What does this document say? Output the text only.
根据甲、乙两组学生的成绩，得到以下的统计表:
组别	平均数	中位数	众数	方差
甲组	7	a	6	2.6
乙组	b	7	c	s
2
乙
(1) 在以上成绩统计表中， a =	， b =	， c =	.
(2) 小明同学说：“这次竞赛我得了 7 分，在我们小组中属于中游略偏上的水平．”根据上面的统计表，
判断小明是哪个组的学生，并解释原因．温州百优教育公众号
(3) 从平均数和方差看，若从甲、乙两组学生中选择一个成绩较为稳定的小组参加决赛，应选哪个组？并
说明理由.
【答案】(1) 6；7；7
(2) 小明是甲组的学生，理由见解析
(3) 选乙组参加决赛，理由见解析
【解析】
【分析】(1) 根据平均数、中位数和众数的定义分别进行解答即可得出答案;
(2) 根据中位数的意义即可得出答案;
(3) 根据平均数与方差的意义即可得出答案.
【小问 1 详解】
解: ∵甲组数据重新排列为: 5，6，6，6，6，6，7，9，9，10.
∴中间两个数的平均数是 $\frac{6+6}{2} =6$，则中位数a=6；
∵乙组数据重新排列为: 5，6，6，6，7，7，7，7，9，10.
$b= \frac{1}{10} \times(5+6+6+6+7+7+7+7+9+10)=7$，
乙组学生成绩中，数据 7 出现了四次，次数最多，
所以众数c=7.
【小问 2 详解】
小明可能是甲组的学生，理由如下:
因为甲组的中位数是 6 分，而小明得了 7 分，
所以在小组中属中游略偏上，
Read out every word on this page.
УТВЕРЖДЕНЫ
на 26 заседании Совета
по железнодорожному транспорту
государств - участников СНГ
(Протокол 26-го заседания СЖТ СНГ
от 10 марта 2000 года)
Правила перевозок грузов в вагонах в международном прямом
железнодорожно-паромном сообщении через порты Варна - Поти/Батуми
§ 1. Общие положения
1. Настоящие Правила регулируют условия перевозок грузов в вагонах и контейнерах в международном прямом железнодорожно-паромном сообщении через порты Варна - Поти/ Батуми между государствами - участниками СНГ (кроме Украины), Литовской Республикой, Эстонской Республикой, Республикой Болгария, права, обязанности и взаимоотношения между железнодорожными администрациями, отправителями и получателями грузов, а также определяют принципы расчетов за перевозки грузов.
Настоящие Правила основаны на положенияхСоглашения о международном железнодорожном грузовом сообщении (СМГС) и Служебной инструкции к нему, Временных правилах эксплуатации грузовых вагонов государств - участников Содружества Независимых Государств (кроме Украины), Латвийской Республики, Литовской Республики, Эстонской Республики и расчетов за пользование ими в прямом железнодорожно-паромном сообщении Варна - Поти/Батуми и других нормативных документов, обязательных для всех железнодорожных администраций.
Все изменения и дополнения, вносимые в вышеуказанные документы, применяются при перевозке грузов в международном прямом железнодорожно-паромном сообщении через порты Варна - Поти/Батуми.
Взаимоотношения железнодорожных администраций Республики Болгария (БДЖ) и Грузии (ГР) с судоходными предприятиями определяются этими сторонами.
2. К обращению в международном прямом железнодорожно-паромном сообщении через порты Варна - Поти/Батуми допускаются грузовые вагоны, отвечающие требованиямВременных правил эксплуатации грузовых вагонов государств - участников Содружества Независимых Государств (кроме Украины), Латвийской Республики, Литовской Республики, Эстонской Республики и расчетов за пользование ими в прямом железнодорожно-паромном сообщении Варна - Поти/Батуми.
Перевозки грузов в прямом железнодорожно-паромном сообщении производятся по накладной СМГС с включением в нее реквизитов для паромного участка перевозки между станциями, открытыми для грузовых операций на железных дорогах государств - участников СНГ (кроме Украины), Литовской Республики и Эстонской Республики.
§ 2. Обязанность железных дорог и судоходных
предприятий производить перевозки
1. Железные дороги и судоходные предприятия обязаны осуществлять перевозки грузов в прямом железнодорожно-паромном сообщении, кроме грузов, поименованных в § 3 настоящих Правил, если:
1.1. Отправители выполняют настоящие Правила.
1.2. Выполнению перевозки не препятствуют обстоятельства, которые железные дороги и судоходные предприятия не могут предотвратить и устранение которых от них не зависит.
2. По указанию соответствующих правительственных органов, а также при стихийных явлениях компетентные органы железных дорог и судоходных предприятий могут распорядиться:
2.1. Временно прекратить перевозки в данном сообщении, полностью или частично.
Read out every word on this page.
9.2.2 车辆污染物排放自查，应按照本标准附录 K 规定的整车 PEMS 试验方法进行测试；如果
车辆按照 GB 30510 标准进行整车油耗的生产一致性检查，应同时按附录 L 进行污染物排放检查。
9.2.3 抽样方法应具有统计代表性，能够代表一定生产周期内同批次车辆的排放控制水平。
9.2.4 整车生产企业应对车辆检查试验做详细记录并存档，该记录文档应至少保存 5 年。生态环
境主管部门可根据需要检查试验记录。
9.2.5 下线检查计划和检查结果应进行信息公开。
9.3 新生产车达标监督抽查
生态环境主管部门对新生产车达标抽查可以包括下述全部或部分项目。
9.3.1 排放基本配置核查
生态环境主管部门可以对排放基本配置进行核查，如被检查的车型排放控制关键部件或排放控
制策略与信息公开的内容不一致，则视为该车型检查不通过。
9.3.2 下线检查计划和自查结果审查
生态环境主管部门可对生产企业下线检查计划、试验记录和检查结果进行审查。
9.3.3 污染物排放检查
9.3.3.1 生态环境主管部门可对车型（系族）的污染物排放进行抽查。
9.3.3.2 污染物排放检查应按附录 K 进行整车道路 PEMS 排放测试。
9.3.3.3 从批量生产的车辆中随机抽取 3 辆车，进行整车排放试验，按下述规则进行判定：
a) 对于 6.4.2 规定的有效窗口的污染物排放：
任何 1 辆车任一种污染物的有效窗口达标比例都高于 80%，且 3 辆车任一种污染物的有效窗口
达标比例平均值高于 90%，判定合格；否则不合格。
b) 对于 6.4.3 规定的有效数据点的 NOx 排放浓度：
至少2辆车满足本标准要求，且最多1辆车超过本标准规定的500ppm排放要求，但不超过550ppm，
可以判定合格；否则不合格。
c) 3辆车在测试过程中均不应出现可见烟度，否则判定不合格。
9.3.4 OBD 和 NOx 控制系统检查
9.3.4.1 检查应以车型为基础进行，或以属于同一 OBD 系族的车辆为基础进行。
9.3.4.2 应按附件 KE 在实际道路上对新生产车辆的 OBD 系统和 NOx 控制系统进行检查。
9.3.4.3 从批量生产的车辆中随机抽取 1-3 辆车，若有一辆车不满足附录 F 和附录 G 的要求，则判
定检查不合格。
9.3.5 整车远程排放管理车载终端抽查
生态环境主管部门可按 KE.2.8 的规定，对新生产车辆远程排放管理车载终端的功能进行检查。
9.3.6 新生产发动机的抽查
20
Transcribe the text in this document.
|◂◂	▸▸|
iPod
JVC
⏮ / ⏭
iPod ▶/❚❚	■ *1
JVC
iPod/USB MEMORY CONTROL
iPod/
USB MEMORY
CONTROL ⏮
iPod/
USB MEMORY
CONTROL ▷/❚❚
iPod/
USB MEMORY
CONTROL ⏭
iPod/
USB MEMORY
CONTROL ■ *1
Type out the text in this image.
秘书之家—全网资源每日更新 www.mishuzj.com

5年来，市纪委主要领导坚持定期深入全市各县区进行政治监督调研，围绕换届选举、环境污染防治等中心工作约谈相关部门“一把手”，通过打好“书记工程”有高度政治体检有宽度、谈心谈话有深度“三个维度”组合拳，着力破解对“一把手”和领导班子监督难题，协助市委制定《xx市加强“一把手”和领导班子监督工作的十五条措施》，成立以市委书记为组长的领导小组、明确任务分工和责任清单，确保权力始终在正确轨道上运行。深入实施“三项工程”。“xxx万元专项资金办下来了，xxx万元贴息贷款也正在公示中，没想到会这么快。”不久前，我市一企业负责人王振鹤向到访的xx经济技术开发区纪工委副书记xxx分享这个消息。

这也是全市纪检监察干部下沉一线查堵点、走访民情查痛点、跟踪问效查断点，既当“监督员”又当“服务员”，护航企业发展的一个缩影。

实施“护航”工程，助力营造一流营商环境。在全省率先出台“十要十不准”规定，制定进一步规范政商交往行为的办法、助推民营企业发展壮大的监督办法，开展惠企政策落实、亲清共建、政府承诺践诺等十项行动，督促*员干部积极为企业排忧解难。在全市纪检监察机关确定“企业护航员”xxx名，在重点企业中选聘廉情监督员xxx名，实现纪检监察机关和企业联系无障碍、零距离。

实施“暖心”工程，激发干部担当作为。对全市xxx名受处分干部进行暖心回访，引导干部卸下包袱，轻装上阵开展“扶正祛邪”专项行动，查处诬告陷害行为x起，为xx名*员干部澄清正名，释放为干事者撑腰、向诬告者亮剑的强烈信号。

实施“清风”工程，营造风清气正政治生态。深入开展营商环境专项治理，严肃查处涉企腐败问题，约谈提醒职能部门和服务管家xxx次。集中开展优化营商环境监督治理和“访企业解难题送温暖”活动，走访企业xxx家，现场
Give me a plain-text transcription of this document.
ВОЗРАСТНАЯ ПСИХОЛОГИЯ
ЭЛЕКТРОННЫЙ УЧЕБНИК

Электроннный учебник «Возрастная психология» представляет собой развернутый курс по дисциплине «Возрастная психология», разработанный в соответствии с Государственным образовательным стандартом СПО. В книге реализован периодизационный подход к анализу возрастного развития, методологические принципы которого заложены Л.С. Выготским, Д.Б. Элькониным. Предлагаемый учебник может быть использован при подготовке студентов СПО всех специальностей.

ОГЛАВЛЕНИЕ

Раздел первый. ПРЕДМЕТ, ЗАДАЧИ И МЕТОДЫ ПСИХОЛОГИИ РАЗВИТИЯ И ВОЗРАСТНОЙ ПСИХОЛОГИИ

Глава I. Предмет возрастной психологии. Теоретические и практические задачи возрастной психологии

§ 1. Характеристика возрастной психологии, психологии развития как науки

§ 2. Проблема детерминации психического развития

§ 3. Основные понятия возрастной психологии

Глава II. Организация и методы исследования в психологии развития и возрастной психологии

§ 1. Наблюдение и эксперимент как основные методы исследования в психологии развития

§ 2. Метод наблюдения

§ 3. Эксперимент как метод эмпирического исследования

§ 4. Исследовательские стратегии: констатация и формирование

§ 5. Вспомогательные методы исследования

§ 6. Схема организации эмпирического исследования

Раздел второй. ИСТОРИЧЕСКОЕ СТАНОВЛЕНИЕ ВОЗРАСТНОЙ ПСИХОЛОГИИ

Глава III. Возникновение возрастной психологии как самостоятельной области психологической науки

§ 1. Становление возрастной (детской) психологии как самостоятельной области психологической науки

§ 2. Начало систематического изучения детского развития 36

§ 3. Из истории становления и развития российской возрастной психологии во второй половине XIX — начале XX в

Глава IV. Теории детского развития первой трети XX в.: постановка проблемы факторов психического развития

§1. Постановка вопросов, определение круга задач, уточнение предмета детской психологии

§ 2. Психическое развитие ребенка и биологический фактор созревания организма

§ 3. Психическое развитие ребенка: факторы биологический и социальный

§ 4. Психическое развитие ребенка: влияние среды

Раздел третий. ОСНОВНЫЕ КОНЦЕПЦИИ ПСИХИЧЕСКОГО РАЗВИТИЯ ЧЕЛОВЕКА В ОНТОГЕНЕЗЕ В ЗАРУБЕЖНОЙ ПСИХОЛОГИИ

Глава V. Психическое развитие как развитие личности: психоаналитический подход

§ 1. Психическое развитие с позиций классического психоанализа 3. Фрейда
--
#### Task statement:
In the records above, locate every line with the string "психологической" and copy it.

#### Complete output:
Глава III. Возникновение возрастной психологии как самостоятельной области психологической науки
§ 1. Становление возрастной (детской) психологии как самостоятельной области психологической науки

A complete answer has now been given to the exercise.